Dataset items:
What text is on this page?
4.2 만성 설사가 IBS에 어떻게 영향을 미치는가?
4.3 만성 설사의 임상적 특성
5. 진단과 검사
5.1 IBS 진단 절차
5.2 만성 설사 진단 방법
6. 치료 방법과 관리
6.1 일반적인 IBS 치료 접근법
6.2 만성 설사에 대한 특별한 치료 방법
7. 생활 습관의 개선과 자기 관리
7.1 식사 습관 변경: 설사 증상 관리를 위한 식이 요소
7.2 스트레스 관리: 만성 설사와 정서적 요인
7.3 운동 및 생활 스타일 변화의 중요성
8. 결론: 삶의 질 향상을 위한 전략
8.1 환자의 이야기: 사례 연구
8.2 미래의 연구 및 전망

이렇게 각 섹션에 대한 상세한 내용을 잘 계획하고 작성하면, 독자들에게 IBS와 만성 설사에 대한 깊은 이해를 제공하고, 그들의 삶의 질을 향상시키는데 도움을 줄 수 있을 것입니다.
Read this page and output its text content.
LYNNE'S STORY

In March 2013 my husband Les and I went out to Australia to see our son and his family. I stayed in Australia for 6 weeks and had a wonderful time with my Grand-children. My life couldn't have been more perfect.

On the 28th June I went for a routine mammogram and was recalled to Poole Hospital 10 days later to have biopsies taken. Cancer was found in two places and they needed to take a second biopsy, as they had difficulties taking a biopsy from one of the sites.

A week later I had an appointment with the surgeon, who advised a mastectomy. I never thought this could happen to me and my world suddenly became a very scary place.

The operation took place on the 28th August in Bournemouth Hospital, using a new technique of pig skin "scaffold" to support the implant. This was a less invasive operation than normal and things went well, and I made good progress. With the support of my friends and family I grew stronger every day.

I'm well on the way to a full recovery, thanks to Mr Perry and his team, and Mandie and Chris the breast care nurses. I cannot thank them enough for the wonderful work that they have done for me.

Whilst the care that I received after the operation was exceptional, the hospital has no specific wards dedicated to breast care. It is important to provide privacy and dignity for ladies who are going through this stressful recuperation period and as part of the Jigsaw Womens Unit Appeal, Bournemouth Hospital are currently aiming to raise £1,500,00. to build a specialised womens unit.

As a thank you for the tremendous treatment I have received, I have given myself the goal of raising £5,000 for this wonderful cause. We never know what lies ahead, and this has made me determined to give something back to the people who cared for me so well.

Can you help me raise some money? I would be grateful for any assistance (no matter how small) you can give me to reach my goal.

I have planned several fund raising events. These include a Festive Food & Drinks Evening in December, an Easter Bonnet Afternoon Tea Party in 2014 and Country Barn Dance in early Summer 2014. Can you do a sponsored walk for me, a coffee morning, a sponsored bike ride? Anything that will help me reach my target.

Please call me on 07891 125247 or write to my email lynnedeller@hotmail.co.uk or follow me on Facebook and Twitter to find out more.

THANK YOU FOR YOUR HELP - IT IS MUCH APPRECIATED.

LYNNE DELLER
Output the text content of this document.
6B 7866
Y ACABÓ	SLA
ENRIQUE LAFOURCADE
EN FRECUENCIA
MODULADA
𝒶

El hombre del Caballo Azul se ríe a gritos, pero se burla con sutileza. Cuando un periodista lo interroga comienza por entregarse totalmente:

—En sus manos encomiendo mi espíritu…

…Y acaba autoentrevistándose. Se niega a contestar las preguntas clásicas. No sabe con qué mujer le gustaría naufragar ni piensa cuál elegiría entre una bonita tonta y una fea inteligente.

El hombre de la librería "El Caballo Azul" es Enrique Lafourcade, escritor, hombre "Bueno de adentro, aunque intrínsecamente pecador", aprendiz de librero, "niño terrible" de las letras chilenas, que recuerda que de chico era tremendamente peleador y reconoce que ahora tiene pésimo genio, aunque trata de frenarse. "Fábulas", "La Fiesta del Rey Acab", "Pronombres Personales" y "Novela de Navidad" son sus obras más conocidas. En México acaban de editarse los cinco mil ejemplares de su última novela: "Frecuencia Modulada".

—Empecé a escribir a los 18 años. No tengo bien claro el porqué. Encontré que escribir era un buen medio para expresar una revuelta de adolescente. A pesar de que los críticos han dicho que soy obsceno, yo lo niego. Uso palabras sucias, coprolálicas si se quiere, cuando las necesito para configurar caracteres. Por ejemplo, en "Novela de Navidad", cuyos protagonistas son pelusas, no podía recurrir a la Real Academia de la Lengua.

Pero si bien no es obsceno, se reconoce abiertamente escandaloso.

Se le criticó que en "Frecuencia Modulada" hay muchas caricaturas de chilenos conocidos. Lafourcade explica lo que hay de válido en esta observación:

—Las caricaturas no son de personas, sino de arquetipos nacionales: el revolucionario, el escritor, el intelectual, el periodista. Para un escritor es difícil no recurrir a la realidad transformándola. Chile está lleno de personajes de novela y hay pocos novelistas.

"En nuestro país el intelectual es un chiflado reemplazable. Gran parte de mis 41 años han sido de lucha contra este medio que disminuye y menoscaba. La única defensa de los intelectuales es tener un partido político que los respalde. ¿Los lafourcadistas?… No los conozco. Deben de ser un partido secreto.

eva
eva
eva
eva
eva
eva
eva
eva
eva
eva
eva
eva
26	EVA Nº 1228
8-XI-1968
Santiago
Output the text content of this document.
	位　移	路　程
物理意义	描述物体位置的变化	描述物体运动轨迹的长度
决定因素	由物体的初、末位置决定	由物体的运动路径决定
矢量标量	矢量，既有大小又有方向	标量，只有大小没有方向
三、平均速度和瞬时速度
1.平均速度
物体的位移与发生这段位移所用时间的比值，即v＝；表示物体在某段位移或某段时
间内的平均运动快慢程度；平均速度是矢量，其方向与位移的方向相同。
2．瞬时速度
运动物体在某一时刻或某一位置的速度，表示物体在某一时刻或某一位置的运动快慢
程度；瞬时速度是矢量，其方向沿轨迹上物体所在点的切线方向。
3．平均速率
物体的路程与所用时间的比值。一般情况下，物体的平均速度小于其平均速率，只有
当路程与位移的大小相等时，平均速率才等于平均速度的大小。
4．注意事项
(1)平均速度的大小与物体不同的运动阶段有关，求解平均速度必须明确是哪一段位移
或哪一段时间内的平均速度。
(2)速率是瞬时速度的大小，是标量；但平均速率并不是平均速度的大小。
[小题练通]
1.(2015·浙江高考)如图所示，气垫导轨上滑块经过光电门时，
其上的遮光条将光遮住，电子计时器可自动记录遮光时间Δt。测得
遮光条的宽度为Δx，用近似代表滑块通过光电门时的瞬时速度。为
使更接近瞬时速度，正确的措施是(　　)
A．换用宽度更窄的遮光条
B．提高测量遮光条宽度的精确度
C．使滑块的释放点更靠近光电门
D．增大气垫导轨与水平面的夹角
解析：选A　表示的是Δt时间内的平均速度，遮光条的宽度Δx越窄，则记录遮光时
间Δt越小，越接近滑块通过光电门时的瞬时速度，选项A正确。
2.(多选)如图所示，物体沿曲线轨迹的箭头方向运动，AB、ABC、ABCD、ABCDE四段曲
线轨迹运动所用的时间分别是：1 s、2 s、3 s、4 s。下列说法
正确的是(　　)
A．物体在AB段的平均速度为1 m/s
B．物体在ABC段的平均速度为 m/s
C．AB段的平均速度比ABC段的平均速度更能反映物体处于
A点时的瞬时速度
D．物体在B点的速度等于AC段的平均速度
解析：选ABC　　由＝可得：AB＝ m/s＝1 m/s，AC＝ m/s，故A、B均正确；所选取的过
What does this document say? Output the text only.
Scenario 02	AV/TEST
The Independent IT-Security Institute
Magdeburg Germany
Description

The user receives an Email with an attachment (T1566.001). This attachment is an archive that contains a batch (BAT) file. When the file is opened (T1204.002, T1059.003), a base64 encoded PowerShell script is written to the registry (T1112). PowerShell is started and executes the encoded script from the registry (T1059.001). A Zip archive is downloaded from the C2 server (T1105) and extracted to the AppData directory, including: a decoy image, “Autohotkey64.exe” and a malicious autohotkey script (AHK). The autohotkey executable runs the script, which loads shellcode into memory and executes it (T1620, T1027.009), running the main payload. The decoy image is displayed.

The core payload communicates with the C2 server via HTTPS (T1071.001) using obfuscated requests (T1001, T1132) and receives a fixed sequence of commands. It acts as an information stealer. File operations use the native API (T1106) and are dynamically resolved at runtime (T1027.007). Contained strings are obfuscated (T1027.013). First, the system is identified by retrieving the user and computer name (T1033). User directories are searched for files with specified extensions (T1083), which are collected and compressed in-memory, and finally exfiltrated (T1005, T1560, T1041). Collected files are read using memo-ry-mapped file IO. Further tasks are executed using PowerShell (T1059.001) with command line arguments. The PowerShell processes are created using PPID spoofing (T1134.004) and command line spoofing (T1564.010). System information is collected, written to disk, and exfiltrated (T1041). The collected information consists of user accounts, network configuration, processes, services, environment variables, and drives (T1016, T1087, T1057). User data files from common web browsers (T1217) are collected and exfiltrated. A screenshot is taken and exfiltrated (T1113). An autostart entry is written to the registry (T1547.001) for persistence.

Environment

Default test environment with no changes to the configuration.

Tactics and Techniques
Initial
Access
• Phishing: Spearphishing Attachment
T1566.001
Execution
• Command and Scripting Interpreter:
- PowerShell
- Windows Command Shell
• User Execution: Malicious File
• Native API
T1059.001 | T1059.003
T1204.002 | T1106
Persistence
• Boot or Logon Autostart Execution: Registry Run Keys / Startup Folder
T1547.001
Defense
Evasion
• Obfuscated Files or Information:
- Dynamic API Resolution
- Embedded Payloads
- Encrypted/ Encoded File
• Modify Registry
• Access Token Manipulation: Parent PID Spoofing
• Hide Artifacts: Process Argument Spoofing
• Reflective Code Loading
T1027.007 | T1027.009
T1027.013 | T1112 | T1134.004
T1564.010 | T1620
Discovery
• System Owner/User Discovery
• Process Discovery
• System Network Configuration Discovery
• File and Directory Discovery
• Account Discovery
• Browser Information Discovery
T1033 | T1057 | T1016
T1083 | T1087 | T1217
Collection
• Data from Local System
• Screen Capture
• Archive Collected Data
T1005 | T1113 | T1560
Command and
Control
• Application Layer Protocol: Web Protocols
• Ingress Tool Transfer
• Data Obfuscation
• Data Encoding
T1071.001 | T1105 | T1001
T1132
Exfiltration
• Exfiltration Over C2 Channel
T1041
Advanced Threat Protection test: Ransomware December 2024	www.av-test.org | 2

_Required task:_ Gather each line from the entries above that includes the word "Discovery".

_Written answer:_
Discovery
• System Owner/User Discovery
• Process Discovery
• System Network Configuration Discovery
• File and Directory Discovery
• Account Discovery
• Browser Information Discovery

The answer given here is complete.